═════ Records provided

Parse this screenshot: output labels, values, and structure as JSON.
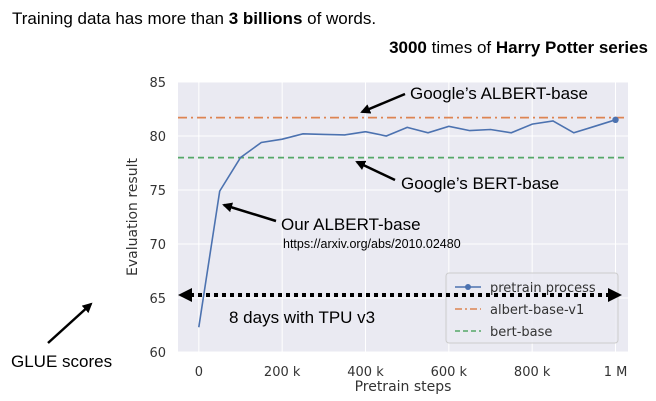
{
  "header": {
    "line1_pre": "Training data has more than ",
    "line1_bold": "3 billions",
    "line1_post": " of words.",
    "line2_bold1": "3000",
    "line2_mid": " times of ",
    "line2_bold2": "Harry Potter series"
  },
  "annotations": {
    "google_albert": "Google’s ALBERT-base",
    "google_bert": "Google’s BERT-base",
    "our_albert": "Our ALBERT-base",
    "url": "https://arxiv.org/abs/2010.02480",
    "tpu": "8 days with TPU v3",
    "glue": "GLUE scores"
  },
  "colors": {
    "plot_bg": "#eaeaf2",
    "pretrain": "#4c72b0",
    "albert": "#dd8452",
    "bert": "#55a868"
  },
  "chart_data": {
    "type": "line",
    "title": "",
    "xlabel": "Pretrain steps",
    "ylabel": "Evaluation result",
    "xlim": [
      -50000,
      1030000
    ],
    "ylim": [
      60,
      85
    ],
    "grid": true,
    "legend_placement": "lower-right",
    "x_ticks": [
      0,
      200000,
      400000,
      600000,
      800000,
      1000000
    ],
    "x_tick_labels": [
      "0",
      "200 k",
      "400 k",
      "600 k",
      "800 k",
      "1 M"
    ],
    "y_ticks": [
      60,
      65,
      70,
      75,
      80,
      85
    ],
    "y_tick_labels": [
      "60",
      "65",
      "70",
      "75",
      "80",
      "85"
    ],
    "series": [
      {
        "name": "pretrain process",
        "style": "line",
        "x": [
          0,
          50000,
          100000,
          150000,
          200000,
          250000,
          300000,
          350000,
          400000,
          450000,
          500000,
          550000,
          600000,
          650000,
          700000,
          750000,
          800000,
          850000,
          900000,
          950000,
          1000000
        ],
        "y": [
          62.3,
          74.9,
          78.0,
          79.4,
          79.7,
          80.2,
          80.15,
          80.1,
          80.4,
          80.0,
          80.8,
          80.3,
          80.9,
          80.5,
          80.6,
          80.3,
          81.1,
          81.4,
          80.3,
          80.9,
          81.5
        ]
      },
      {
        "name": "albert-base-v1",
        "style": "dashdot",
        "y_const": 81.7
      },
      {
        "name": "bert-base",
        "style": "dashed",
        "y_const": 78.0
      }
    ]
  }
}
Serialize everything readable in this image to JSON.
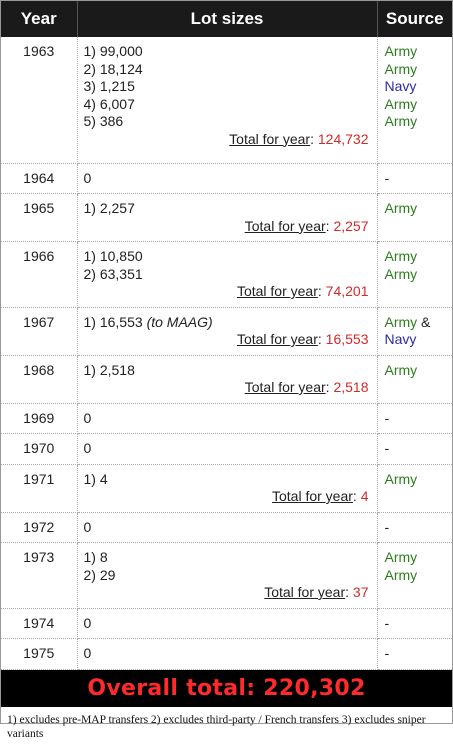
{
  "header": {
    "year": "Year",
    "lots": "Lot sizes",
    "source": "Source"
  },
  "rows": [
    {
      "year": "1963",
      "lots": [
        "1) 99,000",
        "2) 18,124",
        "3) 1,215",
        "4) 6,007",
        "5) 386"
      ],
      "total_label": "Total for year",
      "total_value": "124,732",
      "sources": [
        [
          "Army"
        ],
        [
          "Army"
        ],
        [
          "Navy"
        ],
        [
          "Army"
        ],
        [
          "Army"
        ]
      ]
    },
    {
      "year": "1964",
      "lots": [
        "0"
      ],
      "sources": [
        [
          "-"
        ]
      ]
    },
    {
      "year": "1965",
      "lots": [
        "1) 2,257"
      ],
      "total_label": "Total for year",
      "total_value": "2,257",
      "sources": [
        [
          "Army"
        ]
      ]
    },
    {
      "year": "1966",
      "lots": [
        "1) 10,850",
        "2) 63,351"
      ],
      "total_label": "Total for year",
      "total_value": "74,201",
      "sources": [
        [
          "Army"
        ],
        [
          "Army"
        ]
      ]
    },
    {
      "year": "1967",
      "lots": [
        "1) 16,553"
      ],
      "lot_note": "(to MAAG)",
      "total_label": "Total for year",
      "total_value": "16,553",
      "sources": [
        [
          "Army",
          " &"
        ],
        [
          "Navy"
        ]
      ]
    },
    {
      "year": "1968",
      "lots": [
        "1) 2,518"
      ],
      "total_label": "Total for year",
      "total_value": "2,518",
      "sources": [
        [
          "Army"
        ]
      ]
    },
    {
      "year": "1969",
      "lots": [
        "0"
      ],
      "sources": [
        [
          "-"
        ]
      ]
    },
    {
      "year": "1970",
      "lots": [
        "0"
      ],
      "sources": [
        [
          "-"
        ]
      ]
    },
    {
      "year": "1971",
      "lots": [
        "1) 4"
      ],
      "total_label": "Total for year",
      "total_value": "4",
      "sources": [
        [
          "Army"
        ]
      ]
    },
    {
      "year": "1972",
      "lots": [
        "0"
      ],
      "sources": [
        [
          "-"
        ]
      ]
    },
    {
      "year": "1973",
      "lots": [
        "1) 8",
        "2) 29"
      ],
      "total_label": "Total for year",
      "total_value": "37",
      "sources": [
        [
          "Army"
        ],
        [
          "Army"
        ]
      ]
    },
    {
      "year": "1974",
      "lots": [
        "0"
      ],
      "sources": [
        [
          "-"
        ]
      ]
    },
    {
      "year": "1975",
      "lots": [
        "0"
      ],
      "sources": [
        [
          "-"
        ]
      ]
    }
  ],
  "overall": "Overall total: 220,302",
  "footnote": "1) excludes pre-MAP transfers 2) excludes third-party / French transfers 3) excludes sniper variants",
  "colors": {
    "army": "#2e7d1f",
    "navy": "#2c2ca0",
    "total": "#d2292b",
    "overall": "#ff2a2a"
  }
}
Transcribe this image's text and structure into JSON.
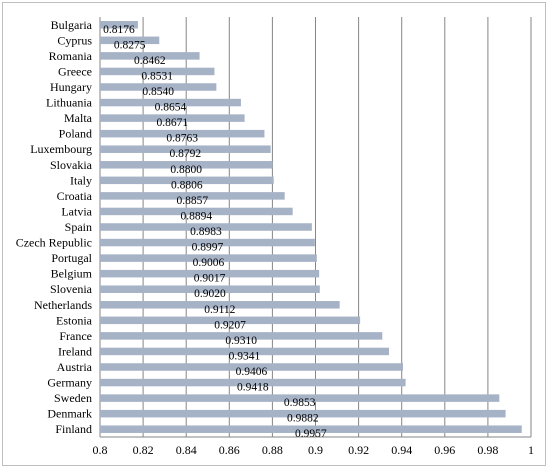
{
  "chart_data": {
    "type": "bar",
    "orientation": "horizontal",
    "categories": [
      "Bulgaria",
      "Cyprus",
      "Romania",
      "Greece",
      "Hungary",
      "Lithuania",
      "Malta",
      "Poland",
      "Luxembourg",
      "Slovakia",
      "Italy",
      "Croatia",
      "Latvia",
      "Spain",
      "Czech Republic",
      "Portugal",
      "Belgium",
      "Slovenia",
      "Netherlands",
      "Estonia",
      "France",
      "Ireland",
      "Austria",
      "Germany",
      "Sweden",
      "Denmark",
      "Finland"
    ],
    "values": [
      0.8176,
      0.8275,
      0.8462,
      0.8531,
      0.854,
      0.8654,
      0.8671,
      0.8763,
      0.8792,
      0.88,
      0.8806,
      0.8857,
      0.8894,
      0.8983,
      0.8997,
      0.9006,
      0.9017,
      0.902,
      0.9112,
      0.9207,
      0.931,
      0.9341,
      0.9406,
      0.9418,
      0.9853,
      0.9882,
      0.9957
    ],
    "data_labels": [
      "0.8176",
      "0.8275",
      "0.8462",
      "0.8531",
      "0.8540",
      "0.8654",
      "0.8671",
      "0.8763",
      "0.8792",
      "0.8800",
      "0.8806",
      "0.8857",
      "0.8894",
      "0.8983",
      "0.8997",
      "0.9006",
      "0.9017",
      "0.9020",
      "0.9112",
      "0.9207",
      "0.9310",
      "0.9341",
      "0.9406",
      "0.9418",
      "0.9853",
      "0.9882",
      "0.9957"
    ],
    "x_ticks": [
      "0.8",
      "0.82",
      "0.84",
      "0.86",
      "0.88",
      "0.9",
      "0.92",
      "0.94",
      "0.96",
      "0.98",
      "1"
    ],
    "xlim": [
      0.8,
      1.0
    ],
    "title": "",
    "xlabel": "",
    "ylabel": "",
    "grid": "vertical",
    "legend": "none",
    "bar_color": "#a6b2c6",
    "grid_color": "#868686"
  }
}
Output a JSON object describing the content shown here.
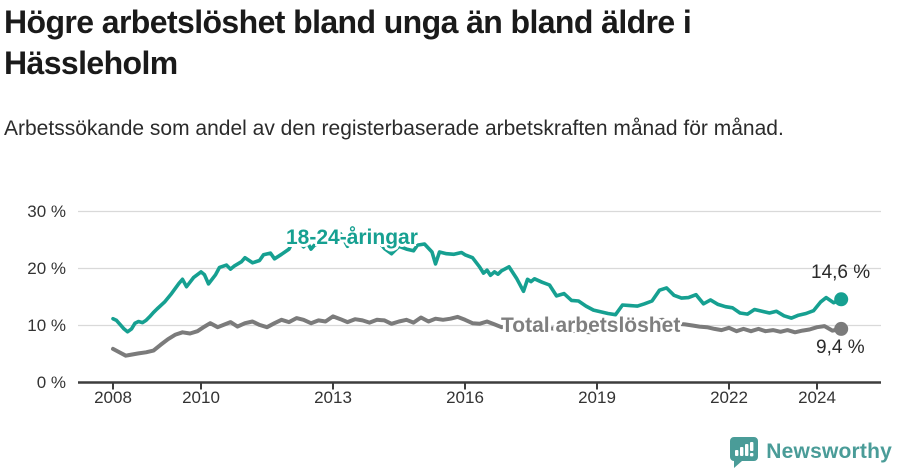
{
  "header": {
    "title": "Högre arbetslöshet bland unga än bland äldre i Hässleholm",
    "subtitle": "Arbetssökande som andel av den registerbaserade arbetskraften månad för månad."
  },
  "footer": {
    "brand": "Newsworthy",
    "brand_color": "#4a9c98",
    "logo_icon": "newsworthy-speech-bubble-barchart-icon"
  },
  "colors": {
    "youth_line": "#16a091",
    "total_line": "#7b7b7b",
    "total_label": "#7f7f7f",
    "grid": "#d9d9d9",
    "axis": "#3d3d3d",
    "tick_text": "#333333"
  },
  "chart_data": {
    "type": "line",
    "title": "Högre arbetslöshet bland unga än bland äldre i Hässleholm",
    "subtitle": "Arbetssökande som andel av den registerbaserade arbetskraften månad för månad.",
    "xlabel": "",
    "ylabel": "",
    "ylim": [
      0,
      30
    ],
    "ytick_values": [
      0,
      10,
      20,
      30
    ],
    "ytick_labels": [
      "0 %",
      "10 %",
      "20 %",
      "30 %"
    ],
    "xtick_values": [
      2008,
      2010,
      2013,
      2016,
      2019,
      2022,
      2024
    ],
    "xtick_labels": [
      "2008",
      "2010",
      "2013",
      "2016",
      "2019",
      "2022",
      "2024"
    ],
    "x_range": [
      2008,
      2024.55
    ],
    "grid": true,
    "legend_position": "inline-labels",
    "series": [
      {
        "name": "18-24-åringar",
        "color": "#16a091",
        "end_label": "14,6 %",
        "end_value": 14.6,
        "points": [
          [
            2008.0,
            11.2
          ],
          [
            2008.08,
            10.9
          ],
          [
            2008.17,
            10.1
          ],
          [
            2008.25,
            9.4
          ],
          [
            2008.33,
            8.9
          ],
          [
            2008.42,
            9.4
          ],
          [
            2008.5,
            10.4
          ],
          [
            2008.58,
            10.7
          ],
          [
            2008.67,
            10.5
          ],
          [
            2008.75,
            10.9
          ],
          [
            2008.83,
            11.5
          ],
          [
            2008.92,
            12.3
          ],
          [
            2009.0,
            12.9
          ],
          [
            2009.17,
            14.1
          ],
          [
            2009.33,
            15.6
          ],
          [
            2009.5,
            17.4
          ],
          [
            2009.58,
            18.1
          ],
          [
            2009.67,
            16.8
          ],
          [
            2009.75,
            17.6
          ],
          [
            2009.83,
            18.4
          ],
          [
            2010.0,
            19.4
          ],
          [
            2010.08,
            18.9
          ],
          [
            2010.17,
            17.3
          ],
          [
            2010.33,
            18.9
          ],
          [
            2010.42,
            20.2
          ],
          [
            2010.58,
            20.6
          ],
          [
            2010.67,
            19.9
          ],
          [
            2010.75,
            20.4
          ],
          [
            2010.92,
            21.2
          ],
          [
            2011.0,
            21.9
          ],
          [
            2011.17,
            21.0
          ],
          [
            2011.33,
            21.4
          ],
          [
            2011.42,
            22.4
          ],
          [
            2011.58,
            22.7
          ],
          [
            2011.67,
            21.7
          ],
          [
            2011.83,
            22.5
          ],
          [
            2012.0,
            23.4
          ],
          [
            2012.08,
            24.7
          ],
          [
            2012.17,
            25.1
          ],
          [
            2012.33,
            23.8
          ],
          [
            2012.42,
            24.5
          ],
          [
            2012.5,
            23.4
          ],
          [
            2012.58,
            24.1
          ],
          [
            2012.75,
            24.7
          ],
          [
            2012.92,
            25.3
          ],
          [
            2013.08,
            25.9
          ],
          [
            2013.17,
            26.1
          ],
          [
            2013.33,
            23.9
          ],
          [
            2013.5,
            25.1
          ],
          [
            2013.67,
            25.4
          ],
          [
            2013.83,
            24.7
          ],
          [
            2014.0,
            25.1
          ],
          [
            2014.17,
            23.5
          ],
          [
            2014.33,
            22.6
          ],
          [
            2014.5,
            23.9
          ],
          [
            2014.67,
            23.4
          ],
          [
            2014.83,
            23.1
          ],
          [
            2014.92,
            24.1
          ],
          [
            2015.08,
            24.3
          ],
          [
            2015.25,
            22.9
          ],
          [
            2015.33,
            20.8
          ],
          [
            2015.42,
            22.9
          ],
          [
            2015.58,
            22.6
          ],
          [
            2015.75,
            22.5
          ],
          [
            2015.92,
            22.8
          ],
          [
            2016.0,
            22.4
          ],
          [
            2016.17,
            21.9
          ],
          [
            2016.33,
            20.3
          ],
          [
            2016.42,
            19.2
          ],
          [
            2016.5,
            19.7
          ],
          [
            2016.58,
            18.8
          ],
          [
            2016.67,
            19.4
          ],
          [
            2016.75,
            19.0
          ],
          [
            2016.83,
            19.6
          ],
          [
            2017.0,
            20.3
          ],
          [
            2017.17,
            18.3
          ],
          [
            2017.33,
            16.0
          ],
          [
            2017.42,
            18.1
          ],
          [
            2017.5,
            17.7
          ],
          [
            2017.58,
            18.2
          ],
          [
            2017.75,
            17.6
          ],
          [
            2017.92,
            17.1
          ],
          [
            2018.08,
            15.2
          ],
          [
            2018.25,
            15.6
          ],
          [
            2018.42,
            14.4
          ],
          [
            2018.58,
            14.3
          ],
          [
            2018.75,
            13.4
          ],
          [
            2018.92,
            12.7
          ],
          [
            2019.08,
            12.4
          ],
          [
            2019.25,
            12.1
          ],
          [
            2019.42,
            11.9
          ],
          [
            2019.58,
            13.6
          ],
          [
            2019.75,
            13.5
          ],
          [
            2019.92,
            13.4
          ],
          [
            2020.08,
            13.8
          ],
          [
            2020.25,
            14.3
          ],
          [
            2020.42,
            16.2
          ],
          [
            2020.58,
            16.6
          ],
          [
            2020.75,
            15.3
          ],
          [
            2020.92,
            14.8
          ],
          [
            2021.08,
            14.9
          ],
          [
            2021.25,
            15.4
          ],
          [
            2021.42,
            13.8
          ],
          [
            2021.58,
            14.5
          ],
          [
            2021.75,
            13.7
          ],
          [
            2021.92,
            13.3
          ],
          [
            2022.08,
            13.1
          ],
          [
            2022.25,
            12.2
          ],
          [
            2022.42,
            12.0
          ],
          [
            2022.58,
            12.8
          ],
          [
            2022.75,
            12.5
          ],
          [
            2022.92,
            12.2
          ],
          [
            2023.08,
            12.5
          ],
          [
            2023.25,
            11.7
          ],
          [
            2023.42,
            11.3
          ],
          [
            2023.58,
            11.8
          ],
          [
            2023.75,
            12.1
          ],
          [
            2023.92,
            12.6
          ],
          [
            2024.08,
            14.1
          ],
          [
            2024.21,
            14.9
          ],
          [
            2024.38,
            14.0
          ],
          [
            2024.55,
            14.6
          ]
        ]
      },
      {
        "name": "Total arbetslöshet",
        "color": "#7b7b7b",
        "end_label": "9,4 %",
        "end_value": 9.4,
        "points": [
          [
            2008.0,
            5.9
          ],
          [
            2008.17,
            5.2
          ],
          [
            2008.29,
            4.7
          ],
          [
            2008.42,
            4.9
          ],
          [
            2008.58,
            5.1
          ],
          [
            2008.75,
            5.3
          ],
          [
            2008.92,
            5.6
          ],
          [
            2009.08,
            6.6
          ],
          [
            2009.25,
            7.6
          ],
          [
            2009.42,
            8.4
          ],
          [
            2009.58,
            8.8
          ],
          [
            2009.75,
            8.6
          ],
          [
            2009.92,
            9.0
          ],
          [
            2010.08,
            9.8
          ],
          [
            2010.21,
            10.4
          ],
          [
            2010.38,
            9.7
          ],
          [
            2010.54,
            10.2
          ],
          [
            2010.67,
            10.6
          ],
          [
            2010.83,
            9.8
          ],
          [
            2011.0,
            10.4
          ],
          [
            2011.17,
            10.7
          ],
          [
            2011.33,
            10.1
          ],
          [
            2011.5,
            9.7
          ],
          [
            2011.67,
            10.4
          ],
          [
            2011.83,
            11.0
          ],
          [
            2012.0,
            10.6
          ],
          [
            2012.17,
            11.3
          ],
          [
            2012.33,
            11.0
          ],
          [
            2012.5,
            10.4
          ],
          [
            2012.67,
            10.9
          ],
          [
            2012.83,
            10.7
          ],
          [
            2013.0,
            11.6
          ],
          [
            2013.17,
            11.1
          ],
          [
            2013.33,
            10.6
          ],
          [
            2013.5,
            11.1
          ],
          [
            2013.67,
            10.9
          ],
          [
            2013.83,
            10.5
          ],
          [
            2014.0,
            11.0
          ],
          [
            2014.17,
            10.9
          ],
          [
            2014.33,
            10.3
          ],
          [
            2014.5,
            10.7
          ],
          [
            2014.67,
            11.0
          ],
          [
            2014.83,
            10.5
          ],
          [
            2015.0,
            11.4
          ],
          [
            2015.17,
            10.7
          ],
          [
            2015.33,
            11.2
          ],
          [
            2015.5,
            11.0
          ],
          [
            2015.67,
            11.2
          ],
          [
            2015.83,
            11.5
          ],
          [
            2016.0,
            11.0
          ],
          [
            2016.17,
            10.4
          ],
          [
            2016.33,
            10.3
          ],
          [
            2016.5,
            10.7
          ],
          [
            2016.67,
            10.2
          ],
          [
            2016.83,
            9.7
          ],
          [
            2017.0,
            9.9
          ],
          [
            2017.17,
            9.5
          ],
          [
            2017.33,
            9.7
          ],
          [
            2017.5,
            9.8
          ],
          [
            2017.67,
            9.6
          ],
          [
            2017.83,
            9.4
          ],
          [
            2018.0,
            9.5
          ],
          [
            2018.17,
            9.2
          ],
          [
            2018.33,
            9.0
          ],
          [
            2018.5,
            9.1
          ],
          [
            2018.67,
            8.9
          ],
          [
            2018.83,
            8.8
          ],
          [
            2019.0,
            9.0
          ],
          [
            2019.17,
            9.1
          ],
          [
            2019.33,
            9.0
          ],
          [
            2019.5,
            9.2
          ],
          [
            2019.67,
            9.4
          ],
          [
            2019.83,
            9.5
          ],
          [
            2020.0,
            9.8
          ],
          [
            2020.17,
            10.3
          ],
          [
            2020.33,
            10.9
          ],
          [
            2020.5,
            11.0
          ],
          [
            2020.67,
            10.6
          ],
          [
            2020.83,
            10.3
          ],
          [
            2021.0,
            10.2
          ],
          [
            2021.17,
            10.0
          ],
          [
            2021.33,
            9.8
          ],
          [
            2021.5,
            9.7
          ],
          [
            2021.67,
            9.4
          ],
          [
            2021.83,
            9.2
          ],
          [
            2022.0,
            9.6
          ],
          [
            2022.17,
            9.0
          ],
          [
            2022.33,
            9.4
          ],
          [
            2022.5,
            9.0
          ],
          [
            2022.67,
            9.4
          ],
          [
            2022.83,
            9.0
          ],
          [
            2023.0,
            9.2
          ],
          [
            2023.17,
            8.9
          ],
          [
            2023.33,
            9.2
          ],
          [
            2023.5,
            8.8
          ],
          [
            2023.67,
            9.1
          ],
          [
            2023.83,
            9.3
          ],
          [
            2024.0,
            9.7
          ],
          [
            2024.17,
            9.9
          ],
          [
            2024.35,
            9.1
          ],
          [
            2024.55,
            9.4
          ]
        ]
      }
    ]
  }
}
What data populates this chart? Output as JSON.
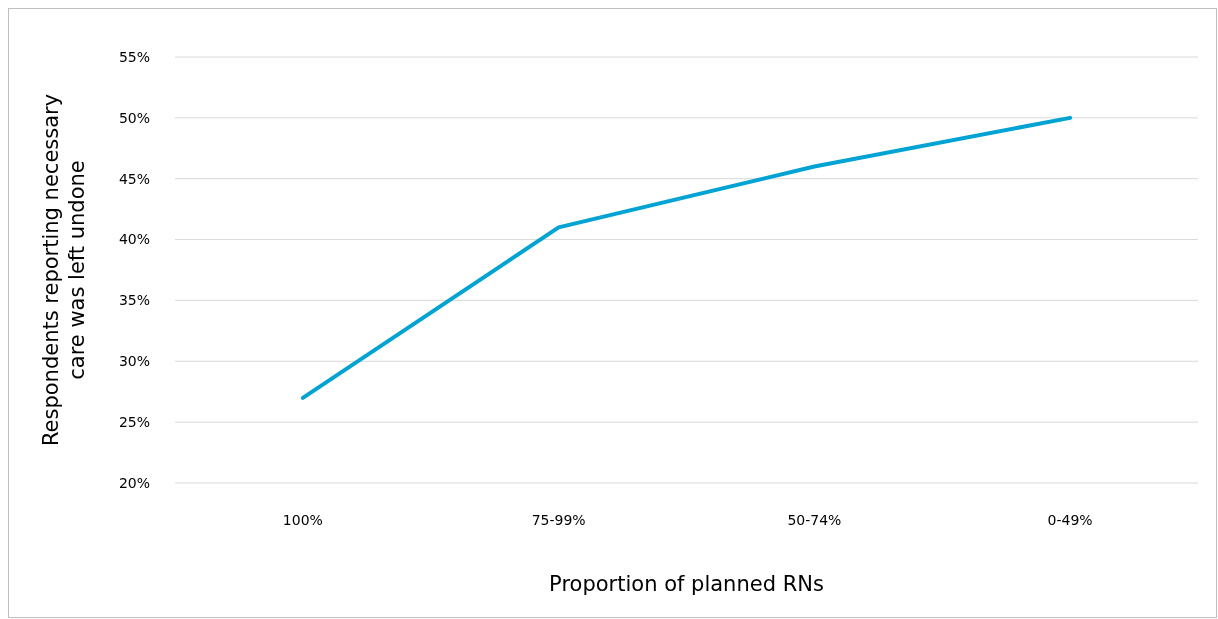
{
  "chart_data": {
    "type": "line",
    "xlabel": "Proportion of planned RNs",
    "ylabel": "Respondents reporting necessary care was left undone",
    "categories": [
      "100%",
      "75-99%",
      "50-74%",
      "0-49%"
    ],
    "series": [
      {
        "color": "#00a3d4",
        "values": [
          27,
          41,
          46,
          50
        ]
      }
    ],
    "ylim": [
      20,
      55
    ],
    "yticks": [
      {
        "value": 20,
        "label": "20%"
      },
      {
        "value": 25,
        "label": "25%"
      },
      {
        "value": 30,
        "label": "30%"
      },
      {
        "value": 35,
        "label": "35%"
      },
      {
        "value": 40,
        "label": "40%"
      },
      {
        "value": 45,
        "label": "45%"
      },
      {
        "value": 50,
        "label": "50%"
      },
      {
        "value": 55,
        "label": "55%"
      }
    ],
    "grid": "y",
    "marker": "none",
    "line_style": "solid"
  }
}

══════════

▸ **Task details**: In the lines above, locate the string "overall". Copy every line where it occurs.

▸ **Full response**:
  "overall": "Overall total: 220,302",
    "overall": "#ff2a2a"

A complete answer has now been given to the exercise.